### [DATA IN THIS EXERCISE]
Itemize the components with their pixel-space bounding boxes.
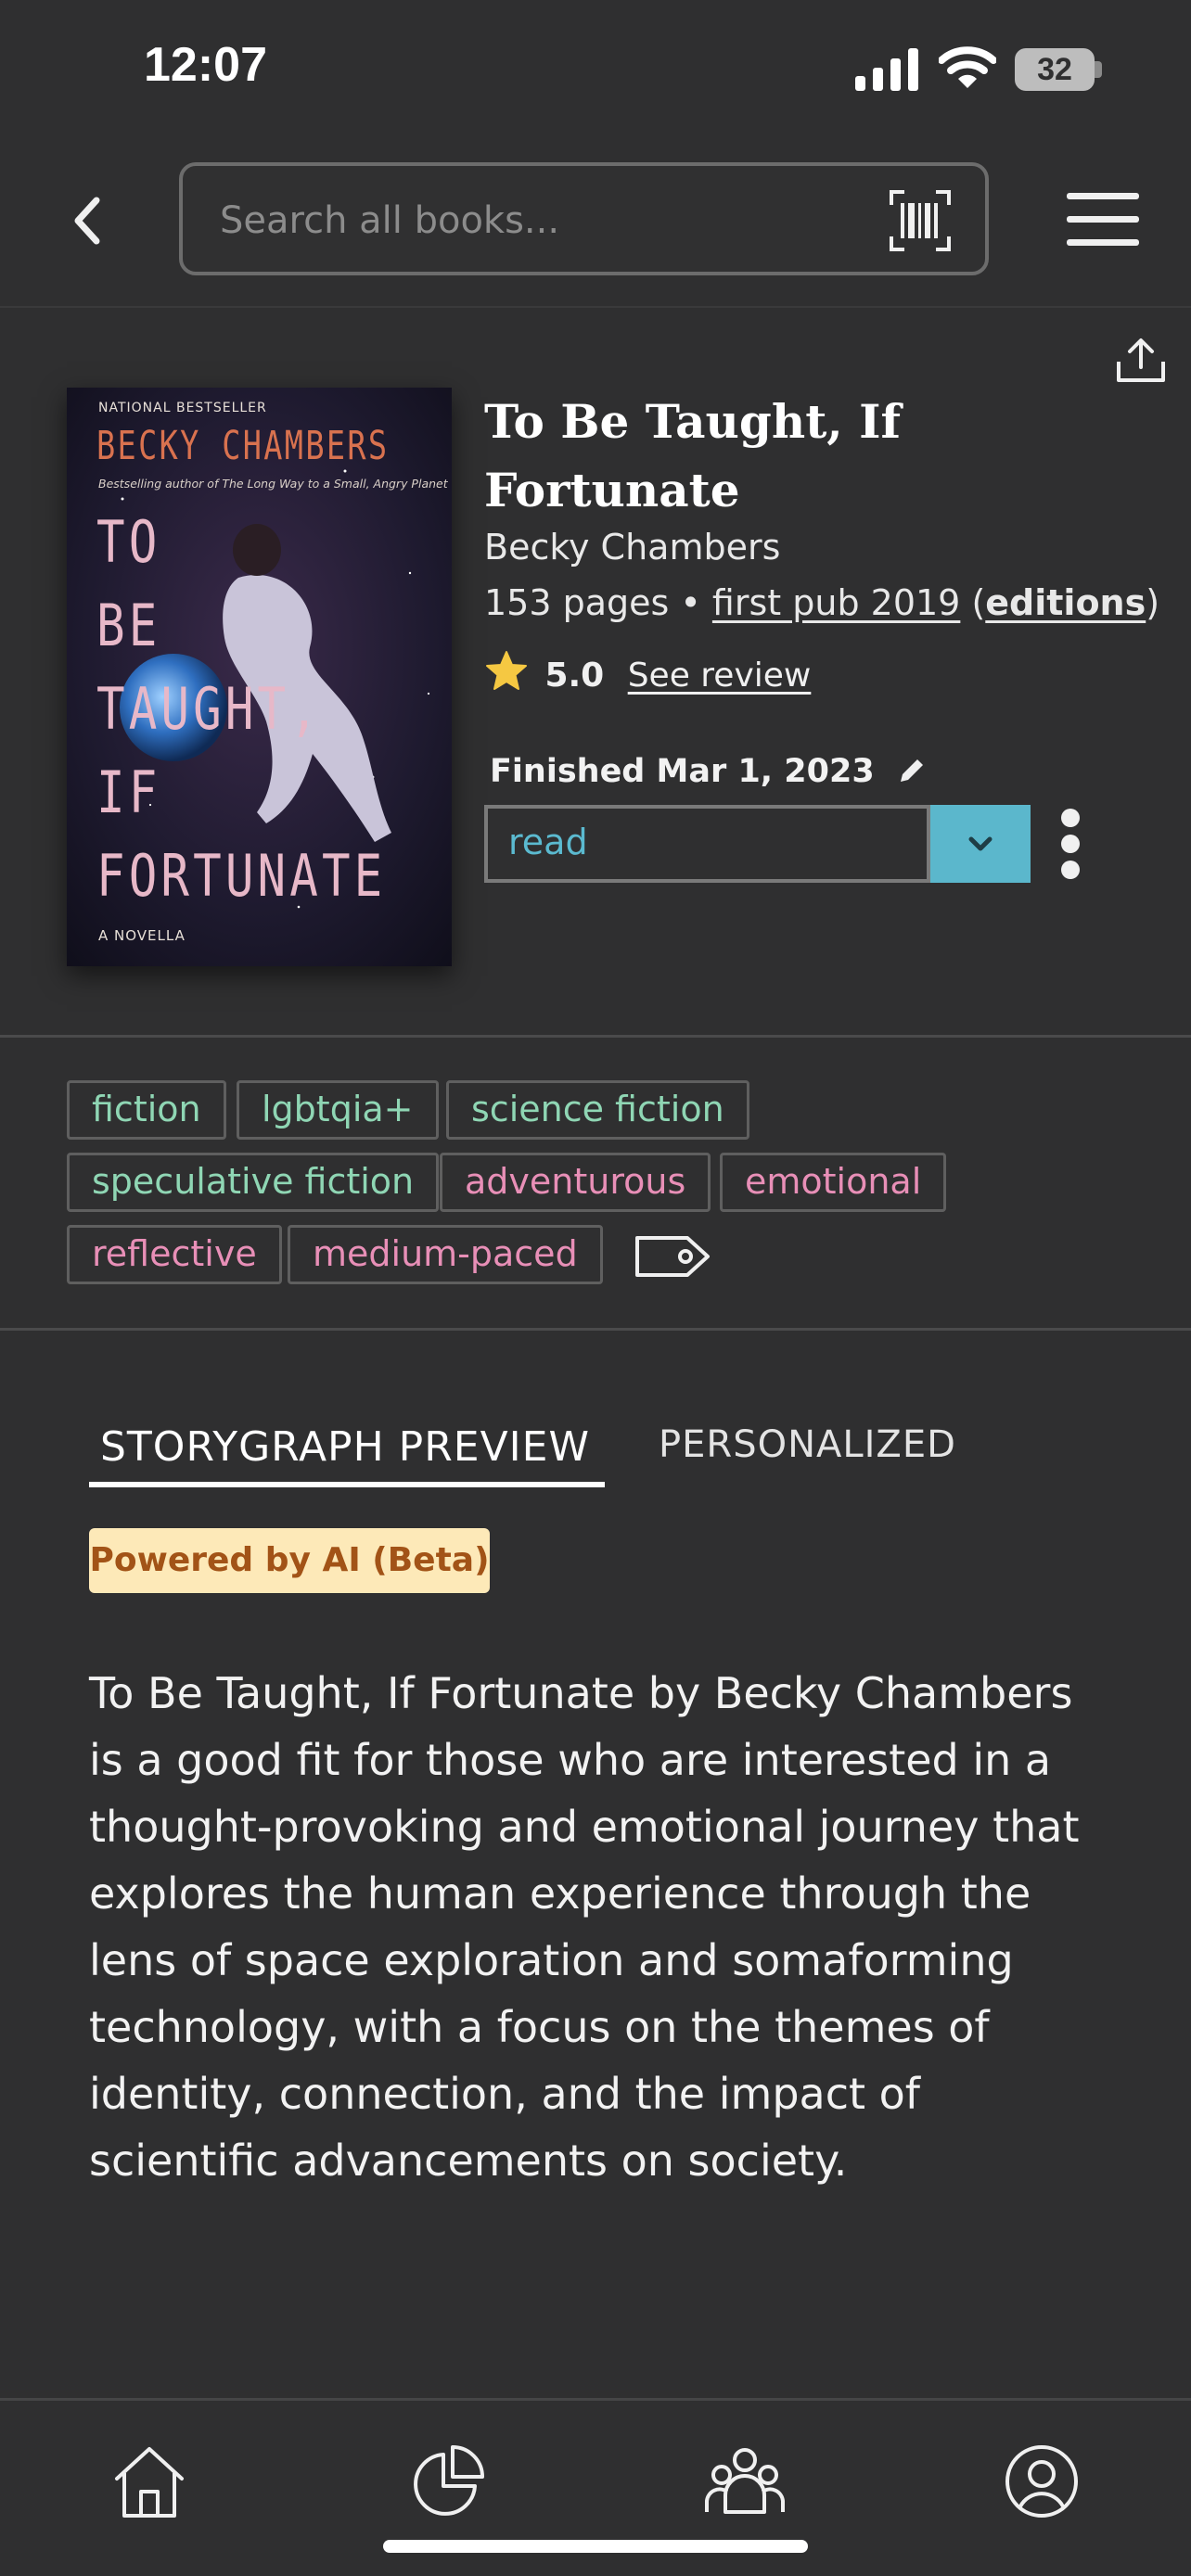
rating-value: 5.0 [544, 657, 605, 695]
tag-adventurous[interactable]: adventurous [440, 1153, 711, 1212]
page-count: 153 pages [484, 582, 670, 623]
divider [0, 1035, 1191, 1038]
cover-title: TO BE TAUGHT, IF FORTUNATE [96, 508, 387, 910]
status-dropdown-button[interactable] [930, 805, 1031, 883]
tag-speculative-fiction[interactable]: speculative fiction [67, 1153, 440, 1212]
home-indicator [383, 2540, 808, 2553]
barcode-scan-icon[interactable] [888, 188, 953, 253]
rating-row: 5.0 See review [484, 649, 811, 695]
chevron-left-icon[interactable] [65, 195, 111, 247]
tag-emotional[interactable]: emotional [720, 1153, 947, 1212]
profile-icon[interactable] [1002, 2442, 1082, 2521]
tab-personalized[interactable]: PERSONALIZED [659, 1423, 956, 1466]
tag-reflective[interactable]: reflective [67, 1225, 282, 1284]
book-meta: 153 pages • first pub 2019 (editions) [484, 582, 1160, 623]
cover-badge: NATIONAL BESTSELLER [98, 401, 267, 415]
battery-level: 32 [1015, 48, 1095, 91]
tag-lgbtqia[interactable]: lgbtqia+ [237, 1080, 439, 1140]
cellular-signal-icon [855, 48, 918, 91]
wifi-icon [939, 46, 996, 88]
cover-subtitle: A NOVELLA [98, 927, 186, 944]
chevron-down-icon [968, 836, 992, 851]
preview-text: To Be Taught, If Fortunate by Becky Cham… [89, 1668, 1080, 2186]
book-cover[interactable]: NATIONAL BESTSELLER BECKY CHAMBERS Bests… [67, 388, 452, 966]
status-bar: 12:07 32 [0, 0, 1191, 139]
cover-author: BECKY CHAMBERS [96, 423, 390, 469]
tab-storygraph-preview[interactable]: STORYGRAPH PREVIEW [100, 1423, 590, 1471]
search-input[interactable]: Search all books... [179, 162, 989, 275]
stats-pie-icon[interactable] [408, 2442, 488, 2521]
tag-science-fiction[interactable]: science fiction [446, 1080, 749, 1140]
share-icon[interactable] [1113, 336, 1169, 384]
community-icon[interactable] [705, 2442, 785, 2521]
battery-tip [1095, 61, 1102, 78]
cover-tagline: Bestselling author of The Long Way to a … [98, 477, 448, 491]
pencil-icon[interactable] [895, 754, 928, 787]
see-review-link[interactable]: See review [628, 657, 812, 695]
status-time: 12:07 [144, 38, 267, 92]
editions-link[interactable]: editions [985, 582, 1146, 623]
reading-status-value: read [508, 822, 588, 862]
add-tag-icon[interactable] [634, 1229, 713, 1284]
reading-status-select[interactable]: read [484, 805, 930, 883]
more-options-icon[interactable] [1057, 809, 1083, 883]
divider [0, 1328, 1191, 1331]
tag-medium-paced[interactable]: medium-paced [288, 1225, 603, 1284]
tag-fiction[interactable]: fiction [67, 1080, 226, 1140]
hamburger-menu-icon[interactable] [1067, 193, 1139, 247]
active-tab-indicator [89, 1482, 605, 1487]
search-placeholder: Search all books... [220, 199, 560, 242]
ai-beta-badge: Powered by AI (Beta) [89, 1528, 490, 1593]
home-icon[interactable] [109, 2442, 189, 2521]
first-pub-link[interactable]: first pub 2019 [712, 582, 960, 623]
book-title: To Be Taught, If Fortunate [484, 394, 901, 517]
finished-date[interactable]: Finished Mar 1, 2023 [490, 753, 928, 790]
book-author[interactable]: Becky Chambers [484, 527, 780, 567]
star-icon [486, 651, 527, 690]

### [GOAL]
Print every entry exactly as it appears, from the line containing "rating-value: 5.0 [544, 657, 605, 695]" down to the line containing "wifi-icon [939, 46, 996, 88]", with both of those lines included.

### [RESPONSE]
rating-value: 5.0 [544, 657, 605, 695]
tag-adventurous[interactable]: adventurous [440, 1153, 711, 1212]
page-count: 153 pages [484, 582, 670, 623]
divider [0, 1035, 1191, 1038]
cover-title: TO BE TAUGHT, IF FORTUNATE [96, 508, 387, 910]
status-dropdown-button[interactable] [930, 805, 1031, 883]
tag-speculative-fiction[interactable]: speculative fiction [67, 1153, 440, 1212]
home-indicator [383, 2540, 808, 2553]
barcode-scan-icon[interactable] [888, 188, 953, 253]
rating-row: 5.0 See review [484, 649, 811, 695]
chevron-left-icon[interactable] [65, 195, 111, 247]
tag-emotional[interactable]: emotional [720, 1153, 947, 1212]
profile-icon[interactable] [1002, 2442, 1082, 2521]
tab-personalized[interactable]: PERSONALIZED [659, 1423, 956, 1466]
tag-reflective[interactable]: reflective [67, 1225, 282, 1284]
book-meta: 153 pages • first pub 2019 (editions) [484, 582, 1160, 623]
cover-badge: NATIONAL BESTSELLER [98, 401, 267, 415]
battery-level: 32 [1015, 48, 1095, 91]
tag-lgbtqia[interactable]: lgbtqia+ [237, 1080, 439, 1140]
cellular-signal-icon [855, 48, 918, 91]
wifi-icon [939, 46, 996, 88]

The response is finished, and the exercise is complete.